┌────────
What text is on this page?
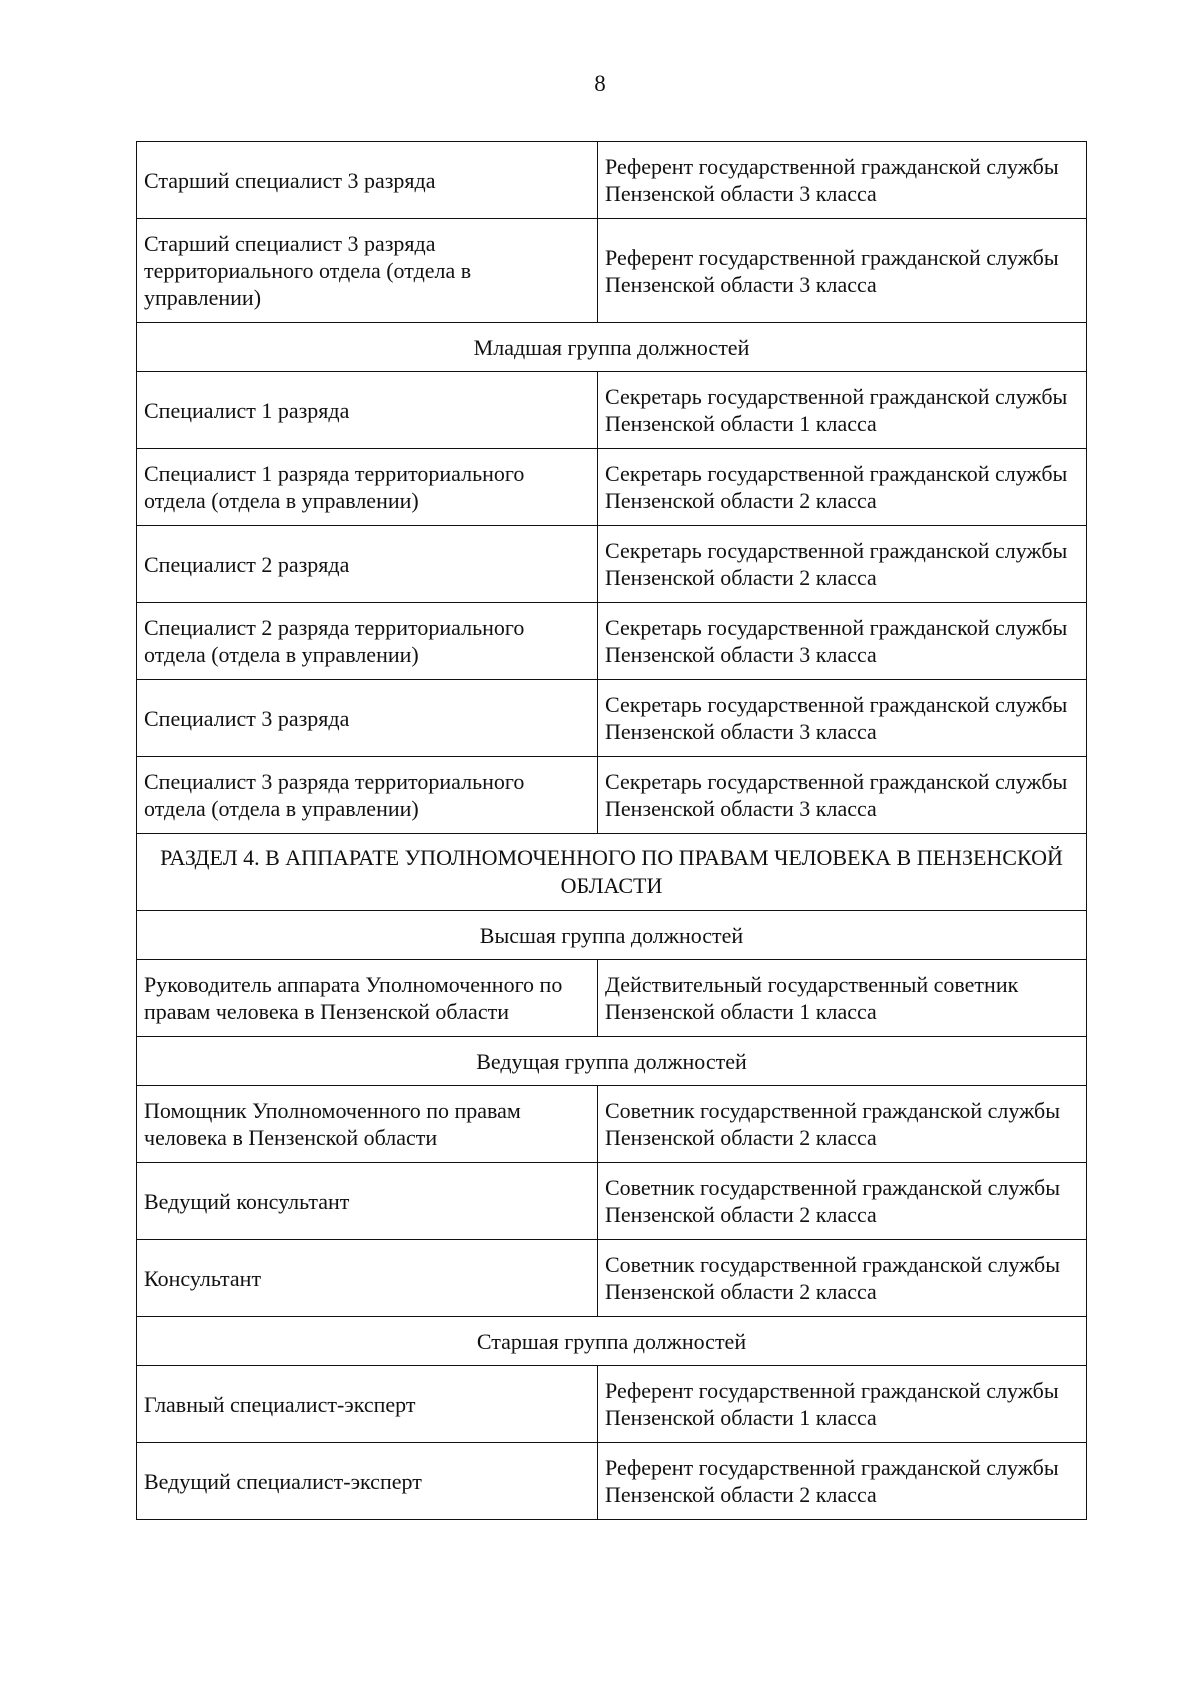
8
Старший специалист 3 разряда	Референт государственной гражданской службы Пензенской области 3 класса
Старший специалист 3 разряда территориального отдела (отдела в управлении)	Референт государственной гражданской службы Пензенской области 3 класса
Младшая группа должностей	
Специалист 1 разряда	Секретарь государственной гражданской службы Пензенской области 1 класса
Специалист 1 разряда территориального отдела (отдела в управлении)	Секретарь государственной гражданской службы Пензенской области 2 класса
Специалист 2 разряда	Секретарь государственной гражданской службы Пензенской области 2 класса
Специалист 2 разряда территориального отдела (отдела в управлении)	Секретарь государственной гражданской службы Пензенской области 3 класса
Специалист 3 разряда	Секретарь государственной гражданской службы Пензенской области 3 класса
Специалист 3 разряда территориального отдела (отдела в управлении)	Секретарь государственной гражданской службы Пензенской области 3 класса
РАЗДЕЛ 4. В АППАРАТЕ УПОЛНОМОЧЕННОГО ПО ПРАВАМ ЧЕЛОВЕКА В ПЕНЗЕНСКОЙ ОБЛАСТИ	
Высшая группа должностей	
Руководитель аппарата Уполномоченного по правам человека в Пензенской области	Действительный государственный советник Пензенской области 1 класса
Ведущая группа должностей	
Помощник Уполномоченного по правам человека в Пензенской области	Советник государственной гражданской службы Пензенской области 2 класса
Ведущий консультант	Советник государственной гражданской службы Пензенской области 2 класса
Консультант	Советник государственной гражданской службы Пензенской области 2 класса
Старшая группа должностей	
Главный специалист-эксперт	Референт государственной гражданской службы Пензенской области 1 класса
Ведущий специалист-эксперт	Референт государственной гражданской службы Пензенской области 2 класса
└────────
Filter the records above for "отдела" and copy every matching line.

Старший специалист 3 разряда территориального отдела (отдела в управлении)	Референт государственной гражданской службы Пензенской области 3 класса
Специалист 1 разряда территориального отдела (отдела в управлении)	Секретарь государственной гражданской службы Пензенской области 2 класса
Специалист 2 разряда территориального отдела (отдела в управлении)	Секретарь государственной гражданской службы Пензенской области 3 класса
Специалист 3 разряда территориального отдела (отдела в управлении)	Секретарь государственной гражданской службы Пензенской области 3 класса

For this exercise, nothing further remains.